# Goal:
Word for word, restate every line of the listing that follows.

# Records to process:
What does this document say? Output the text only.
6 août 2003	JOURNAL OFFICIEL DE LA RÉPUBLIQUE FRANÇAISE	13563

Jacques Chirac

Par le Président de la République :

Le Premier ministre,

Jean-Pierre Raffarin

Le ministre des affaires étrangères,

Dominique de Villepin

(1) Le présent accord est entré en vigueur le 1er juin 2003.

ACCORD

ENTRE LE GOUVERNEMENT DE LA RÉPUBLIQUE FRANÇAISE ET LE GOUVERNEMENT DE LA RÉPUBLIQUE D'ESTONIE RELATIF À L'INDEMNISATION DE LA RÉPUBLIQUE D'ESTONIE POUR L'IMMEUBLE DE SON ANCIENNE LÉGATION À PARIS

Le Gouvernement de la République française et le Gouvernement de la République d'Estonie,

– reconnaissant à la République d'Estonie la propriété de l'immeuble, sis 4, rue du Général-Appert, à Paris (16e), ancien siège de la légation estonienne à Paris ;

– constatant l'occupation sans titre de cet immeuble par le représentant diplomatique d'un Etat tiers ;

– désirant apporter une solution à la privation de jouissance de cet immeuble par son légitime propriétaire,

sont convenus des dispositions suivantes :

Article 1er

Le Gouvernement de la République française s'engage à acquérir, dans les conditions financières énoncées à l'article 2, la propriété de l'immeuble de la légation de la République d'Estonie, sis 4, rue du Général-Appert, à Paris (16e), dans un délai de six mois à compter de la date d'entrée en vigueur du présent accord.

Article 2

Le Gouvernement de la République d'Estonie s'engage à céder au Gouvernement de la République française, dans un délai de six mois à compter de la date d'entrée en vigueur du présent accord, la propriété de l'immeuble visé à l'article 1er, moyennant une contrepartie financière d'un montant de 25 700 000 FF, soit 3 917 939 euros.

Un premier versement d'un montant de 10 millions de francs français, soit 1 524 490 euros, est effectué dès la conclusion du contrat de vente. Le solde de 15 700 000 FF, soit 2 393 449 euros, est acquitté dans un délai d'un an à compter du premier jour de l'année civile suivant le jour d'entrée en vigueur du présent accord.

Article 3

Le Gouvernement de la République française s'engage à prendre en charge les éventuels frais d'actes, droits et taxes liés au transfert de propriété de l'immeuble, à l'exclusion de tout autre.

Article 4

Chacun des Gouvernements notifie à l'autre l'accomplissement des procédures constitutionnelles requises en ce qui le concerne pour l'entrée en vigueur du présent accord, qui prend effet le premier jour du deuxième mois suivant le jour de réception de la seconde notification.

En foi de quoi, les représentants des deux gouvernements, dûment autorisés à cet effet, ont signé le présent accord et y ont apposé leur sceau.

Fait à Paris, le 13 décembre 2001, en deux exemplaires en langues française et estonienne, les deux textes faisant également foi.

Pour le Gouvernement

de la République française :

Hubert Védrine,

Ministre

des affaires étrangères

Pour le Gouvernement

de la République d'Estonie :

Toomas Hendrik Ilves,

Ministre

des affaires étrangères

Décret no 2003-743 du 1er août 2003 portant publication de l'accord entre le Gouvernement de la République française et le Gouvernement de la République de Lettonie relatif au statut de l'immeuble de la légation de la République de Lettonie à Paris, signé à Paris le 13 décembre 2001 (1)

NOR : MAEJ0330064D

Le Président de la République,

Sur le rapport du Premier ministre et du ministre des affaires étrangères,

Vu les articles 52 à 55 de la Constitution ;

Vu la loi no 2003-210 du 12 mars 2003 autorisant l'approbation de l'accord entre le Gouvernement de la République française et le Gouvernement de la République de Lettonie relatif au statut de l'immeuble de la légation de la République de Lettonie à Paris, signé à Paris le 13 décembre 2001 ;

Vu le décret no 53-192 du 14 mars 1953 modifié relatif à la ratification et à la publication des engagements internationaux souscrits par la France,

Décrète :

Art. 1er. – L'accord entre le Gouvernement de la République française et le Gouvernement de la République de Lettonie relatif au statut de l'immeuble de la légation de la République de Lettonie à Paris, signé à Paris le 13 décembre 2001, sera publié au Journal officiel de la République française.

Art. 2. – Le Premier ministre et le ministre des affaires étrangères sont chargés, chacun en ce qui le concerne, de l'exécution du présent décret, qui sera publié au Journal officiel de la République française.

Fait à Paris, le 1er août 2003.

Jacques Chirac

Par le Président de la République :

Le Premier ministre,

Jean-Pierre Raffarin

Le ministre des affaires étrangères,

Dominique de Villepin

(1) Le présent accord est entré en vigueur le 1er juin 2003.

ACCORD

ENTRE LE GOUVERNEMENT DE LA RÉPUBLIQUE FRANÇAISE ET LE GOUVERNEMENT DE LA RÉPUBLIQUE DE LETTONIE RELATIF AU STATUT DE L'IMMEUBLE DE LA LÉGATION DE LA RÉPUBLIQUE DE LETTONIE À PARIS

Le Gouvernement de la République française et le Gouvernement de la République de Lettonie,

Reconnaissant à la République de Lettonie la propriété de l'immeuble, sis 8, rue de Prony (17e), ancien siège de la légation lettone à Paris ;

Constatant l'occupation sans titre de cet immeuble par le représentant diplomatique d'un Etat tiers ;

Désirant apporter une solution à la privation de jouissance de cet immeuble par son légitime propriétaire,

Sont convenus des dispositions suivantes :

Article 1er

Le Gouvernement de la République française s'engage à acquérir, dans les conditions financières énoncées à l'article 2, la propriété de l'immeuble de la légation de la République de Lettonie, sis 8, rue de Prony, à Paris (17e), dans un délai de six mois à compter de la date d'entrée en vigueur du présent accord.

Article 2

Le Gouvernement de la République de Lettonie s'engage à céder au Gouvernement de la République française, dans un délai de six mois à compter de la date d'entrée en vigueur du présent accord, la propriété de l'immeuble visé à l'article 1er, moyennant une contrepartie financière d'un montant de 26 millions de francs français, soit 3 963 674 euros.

# The answer:
What does this document say? Output the text only.
6 août 2003	JOURNAL OFFICIEL DE LA RÉPUBLIQUE FRANÇAISE	13563

Jacques Chirac

Par le Président de la République :

Le Premier ministre,

Jean-Pierre Raffarin

Le ministre des affaires étrangères,

Dominique de Villepin

(1) Le présent accord est entré en vigueur le 1er juin 2003.

ACCORD

ENTRE LE GOUVERNEMENT DE LA RÉPUBLIQUE FRANÇAISE ET LE GOUVERNEMENT DE LA RÉPUBLIQUE D'ESTONIE RELATIF À L'INDEMNISATION DE LA RÉPUBLIQUE D'ESTONIE POUR L'IMMEUBLE DE SON ANCIENNE LÉGATION À PARIS

Le Gouvernement de la République française et le Gouvernement de la République d'Estonie,

– reconnaissant à la République d'Estonie la propriété de l'immeuble, sis 4, rue du Général-Appert, à Paris (16e), ancien siège de la légation estonienne à Paris ;

– constatant l'occupation sans titre de cet immeuble par le représentant diplomatique d'un Etat tiers ;

– désirant apporter une solution à la privation de jouissance de cet immeuble par son légitime propriétaire,

sont convenus des dispositions suivantes :

Article 1er

Le Gouvernement de la République française s'engage à acquérir, dans les conditions financières énoncées à l'article 2, la propriété de l'immeuble de la légation de la République d'Estonie, sis 4, rue du Général-Appert, à Paris (16e), dans un délai de six mois à compter de la date d'entrée en vigueur du présent accord.

Article 2

Le Gouvernement de la République d'Estonie s'engage à céder au Gouvernement de la République française, dans un délai de six mois à compter de la date d'entrée en vigueur du présent accord, la propriété de l'immeuble visé à l'article 1er, moyennant une contrepartie financière d'un montant de 25 700 000 FF, soit 3 917 939 euros.

Un premier versement d'un montant de 10 millions de francs français, soit 1 524 490 euros, est effectué dès la conclusion du contrat de vente. Le solde de 15 700 000 FF, soit 2 393 449 euros, est acquitté dans un délai d'un an à compter du premier jour de l'année civile suivant le jour d'entrée en vigueur du présent accord.

Article 3

Le Gouvernement de la République française s'engage à prendre en charge les éventuels frais d'actes, droits et taxes liés au transfert de propriété de l'immeuble, à l'exclusion de tout autre.

Article 4

Chacun des Gouvernements notifie à l'autre l'accomplissement des procédures constitutionnelles requises en ce qui le concerne pour l'entrée en vigueur du présent accord, qui prend effet le premier jour du deuxième mois suivant le jour de réception de la seconde notification.

En foi de quoi, les représentants des deux gouvernements, dûment autorisés à cet effet, ont signé le présent accord et y ont apposé leur sceau.

Fait à Paris, le 13 décembre 2001, en deux exemplaires en langues française et estonienne, les deux textes faisant également foi.

Pour le Gouvernement

de la République française :

Hubert Védrine,

Ministre

des affaires étrangères

Pour le Gouvernement

de la République d'Estonie :

Toomas Hendrik Ilves,

Ministre

des affaires étrangères

Décret no 2003-743 du 1er août 2003 portant publication de l'accord entre le Gouvernement de la République française et le Gouvernement de la République de Lettonie relatif au statut de l'immeuble de la légation de la République de Lettonie à Paris, signé à Paris le 13 décembre 2001 (1)

NOR : MAEJ0330064D

Le Président de la République,

Sur le rapport du Premier ministre et du ministre des affaires étrangères,

Vu les articles 52 à 55 de la Constitution ;

Vu la loi no 2003-210 du 12 mars 2003 autorisant l'approbation de l'accord entre le Gouvernement de la République française et le Gouvernement de la République de Lettonie relatif au statut de l'immeuble de la légation de la République de Lettonie à Paris, signé à Paris le 13 décembre 2001 ;

Vu le décret no 53-192 du 14 mars 1953 modifié relatif à la ratification et à la publication des engagements internationaux souscrits par la France,

Décrète :

Art. 1er. – L'accord entre le Gouvernement de la République française et le Gouvernement de la République de Lettonie relatif au statut de l'immeuble de la légation de la République de Lettonie à Paris, signé à Paris le 13 décembre 2001, sera publié au Journal officiel de la République française.

Art. 2. – Le Premier ministre et le ministre des affaires étrangères sont chargés, chacun en ce qui le concerne, de l'exécution du présent décret, qui sera publié au Journal officiel de la République française.

Fait à Paris, le 1er août 2003.

Jacques Chirac

Par le Président de la République :

Le Premier ministre,

Jean-Pierre Raffarin

Le ministre des affaires étrangères,

Dominique de Villepin

(1) Le présent accord est entré en vigueur le 1er juin 2003.

ACCORD

ENTRE LE GOUVERNEMENT DE LA RÉPUBLIQUE FRANÇAISE ET LE GOUVERNEMENT DE LA RÉPUBLIQUE DE LETTONIE RELATIF AU STATUT DE L'IMMEUBLE DE LA LÉGATION DE LA RÉPUBLIQUE DE LETTONIE À PARIS

Le Gouvernement de la République française et le Gouvernement de la République de Lettonie,

Reconnaissant à la République de Lettonie la propriété de l'immeuble, sis 8, rue de Prony (17e), ancien siège de la légation lettone à Paris ;

Constatant l'occupation sans titre de cet immeuble par le représentant diplomatique d'un Etat tiers ;

Désirant apporter une solution à la privation de jouissance de cet immeuble par son légitime propriétaire,

Sont convenus des dispositions suivantes :

Article 1er

Le Gouvernement de la République française s'engage à acquérir, dans les conditions financières énoncées à l'article 2, la propriété de l'immeuble de la légation de la République de Lettonie, sis 8, rue de Prony, à Paris (17e), dans un délai de six mois à compter de la date d'entrée en vigueur du présent accord.

Article 2

Le Gouvernement de la République de Lettonie s'engage à céder au Gouvernement de la République française, dans un délai de six mois à compter de la date d'entrée en vigueur du présent accord, la propriété de l'immeuble visé à l'article 1er, moyennant une contrepartie financière d'un montant de 26 millions de francs français, soit 3 963 674 euros.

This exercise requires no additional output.